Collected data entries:
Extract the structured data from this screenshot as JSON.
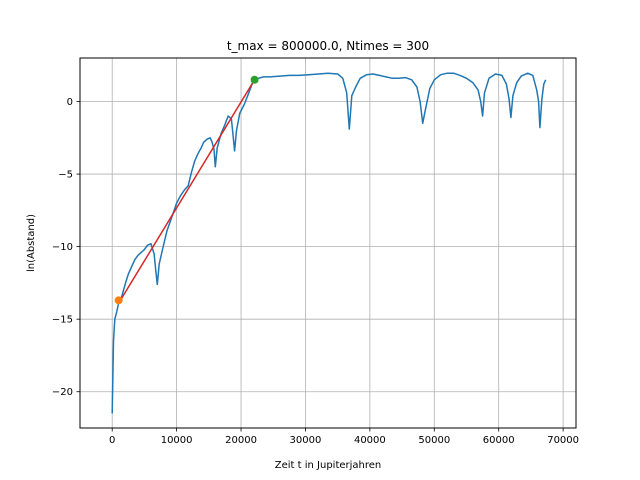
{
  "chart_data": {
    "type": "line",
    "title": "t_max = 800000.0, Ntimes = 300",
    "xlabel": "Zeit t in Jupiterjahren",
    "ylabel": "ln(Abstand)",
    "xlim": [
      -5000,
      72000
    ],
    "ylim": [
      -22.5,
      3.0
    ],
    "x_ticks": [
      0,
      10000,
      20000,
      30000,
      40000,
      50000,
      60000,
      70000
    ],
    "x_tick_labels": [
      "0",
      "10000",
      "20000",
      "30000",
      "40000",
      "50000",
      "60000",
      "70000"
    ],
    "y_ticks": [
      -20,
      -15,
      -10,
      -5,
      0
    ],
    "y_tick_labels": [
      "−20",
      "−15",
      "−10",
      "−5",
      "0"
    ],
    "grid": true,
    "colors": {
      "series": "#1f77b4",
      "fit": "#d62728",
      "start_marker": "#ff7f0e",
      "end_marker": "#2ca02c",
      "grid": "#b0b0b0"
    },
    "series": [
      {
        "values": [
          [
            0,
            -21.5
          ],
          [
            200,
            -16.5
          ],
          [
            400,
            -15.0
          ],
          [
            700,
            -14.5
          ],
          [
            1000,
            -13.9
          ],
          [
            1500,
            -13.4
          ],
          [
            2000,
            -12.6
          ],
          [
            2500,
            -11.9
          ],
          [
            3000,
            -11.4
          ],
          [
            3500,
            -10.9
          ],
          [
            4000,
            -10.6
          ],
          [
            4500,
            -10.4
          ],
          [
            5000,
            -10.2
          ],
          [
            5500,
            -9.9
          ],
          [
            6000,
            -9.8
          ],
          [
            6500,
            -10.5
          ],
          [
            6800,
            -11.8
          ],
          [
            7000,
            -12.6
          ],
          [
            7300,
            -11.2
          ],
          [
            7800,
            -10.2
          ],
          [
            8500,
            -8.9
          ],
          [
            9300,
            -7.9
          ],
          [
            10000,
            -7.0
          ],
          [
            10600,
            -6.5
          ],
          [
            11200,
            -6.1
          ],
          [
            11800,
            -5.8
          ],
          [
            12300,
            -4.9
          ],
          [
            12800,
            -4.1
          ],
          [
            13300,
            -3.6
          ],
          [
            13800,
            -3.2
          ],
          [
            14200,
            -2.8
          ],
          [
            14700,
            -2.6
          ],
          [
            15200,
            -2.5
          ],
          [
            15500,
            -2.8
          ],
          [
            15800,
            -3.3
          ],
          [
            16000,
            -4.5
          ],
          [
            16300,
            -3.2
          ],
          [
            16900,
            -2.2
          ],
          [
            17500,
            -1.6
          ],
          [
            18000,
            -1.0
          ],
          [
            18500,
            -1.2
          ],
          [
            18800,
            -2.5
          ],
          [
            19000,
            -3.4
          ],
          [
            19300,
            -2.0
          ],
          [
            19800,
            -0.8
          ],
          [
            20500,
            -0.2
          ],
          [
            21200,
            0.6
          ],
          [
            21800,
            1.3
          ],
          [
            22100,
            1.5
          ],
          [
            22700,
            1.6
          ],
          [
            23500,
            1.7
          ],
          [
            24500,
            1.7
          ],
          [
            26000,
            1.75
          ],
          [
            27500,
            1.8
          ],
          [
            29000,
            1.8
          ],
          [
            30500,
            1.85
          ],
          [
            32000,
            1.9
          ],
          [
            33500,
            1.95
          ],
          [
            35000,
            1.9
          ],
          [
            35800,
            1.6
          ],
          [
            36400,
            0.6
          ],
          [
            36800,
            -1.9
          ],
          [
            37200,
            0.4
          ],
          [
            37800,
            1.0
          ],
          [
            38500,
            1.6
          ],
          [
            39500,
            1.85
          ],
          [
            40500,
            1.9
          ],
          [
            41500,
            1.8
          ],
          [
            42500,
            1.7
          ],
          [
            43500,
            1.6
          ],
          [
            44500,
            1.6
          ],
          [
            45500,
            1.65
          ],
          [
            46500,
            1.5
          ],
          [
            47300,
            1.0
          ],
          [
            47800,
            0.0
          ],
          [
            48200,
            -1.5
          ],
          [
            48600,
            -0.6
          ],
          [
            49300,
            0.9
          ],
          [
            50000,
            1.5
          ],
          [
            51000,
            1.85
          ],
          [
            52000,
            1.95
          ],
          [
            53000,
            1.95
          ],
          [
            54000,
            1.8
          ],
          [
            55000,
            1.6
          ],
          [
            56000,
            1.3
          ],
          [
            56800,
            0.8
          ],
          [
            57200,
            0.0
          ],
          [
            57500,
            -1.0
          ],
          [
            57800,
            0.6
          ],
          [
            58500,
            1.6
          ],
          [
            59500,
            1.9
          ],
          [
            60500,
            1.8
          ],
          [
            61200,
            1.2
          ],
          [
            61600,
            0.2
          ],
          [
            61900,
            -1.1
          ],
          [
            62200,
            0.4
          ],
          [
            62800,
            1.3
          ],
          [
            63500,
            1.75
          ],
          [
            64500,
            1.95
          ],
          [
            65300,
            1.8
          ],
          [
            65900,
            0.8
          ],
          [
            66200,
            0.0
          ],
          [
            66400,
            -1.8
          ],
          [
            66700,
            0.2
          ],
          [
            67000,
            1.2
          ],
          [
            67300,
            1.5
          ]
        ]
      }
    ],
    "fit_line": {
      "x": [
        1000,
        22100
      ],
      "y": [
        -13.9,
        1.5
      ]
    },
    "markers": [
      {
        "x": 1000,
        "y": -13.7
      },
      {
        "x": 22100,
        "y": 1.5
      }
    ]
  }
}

---

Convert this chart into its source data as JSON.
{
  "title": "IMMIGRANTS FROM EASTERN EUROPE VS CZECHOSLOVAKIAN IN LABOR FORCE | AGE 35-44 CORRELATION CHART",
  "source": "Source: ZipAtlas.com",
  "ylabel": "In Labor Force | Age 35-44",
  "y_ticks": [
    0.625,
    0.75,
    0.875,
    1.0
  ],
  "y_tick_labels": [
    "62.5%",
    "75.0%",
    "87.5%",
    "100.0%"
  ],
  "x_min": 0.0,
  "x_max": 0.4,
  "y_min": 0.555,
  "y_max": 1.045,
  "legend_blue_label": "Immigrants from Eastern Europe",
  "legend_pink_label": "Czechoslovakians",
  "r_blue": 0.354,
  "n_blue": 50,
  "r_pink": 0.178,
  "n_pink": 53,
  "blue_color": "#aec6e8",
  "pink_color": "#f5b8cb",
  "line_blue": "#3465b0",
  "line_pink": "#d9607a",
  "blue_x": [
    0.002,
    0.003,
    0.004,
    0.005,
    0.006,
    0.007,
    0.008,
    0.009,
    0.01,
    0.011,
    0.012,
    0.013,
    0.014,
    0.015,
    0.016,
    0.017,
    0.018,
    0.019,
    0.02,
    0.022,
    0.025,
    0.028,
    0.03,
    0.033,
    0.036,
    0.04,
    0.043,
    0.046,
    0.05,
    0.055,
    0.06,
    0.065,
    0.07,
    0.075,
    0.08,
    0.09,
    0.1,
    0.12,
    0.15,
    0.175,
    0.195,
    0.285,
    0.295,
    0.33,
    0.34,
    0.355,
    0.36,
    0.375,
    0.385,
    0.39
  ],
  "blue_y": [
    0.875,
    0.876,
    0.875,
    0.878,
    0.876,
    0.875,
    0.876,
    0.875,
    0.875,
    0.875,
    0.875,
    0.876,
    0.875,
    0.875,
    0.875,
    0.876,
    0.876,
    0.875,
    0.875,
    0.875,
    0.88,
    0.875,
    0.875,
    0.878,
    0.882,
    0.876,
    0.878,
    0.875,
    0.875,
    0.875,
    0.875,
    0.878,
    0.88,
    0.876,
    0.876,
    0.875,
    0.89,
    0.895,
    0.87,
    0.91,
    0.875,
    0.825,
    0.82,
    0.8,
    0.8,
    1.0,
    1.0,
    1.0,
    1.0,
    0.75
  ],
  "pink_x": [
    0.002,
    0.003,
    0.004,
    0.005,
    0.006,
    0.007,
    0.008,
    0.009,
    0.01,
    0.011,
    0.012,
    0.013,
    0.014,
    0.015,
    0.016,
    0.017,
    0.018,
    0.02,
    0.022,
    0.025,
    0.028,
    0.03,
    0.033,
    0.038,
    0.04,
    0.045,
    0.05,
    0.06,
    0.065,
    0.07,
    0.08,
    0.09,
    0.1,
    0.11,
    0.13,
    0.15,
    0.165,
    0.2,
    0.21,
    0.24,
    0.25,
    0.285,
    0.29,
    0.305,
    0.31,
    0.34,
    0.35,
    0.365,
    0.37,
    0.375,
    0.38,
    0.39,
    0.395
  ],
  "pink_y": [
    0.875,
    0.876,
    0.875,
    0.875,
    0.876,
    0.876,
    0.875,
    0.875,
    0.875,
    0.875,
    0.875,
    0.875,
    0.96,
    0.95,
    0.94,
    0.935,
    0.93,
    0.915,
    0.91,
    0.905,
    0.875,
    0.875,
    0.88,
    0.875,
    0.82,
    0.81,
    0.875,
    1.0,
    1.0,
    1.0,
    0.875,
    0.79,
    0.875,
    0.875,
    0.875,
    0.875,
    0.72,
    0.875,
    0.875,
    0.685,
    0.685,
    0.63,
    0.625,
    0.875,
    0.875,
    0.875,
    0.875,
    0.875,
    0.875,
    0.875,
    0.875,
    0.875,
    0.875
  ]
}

* * *

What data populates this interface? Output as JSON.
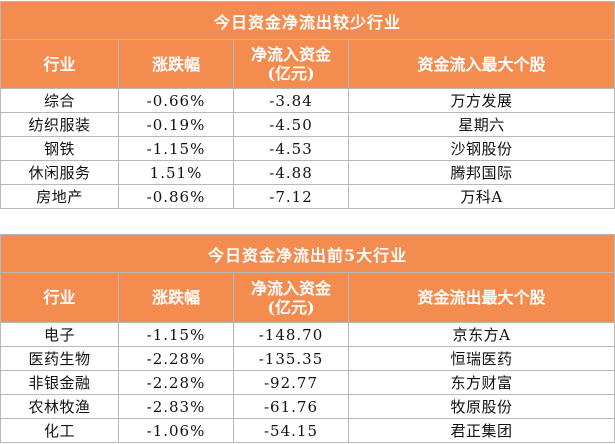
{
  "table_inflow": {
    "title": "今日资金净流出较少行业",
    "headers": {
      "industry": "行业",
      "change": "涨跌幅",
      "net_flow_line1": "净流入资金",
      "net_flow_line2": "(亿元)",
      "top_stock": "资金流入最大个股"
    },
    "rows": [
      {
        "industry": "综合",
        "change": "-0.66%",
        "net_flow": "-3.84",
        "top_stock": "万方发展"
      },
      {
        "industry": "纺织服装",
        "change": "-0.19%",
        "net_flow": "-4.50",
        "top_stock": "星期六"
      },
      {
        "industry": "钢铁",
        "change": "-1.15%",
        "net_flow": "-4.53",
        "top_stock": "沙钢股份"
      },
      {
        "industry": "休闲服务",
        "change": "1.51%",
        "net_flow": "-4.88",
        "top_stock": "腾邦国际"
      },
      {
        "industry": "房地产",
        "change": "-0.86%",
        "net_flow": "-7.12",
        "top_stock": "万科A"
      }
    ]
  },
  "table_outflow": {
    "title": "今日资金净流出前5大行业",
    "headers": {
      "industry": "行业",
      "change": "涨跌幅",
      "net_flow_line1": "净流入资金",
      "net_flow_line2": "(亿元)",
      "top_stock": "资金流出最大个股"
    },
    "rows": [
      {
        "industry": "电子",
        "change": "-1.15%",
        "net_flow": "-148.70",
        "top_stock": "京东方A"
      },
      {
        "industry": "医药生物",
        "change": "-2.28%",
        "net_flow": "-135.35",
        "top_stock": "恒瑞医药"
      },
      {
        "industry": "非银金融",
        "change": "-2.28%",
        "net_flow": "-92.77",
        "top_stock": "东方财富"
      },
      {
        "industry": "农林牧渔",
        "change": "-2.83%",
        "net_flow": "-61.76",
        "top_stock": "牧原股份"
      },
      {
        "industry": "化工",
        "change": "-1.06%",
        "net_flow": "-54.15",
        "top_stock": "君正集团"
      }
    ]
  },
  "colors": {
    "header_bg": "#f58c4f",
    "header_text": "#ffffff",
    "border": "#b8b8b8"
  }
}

**DESCRIPTION OF THE TASK:**
Identify the lines of the entries containing the string "source". Copy each such line.

**TASK SOLUTION:**
Convert this chart into its source data as JSON.
  "source": "Source: ZipAtlas.com",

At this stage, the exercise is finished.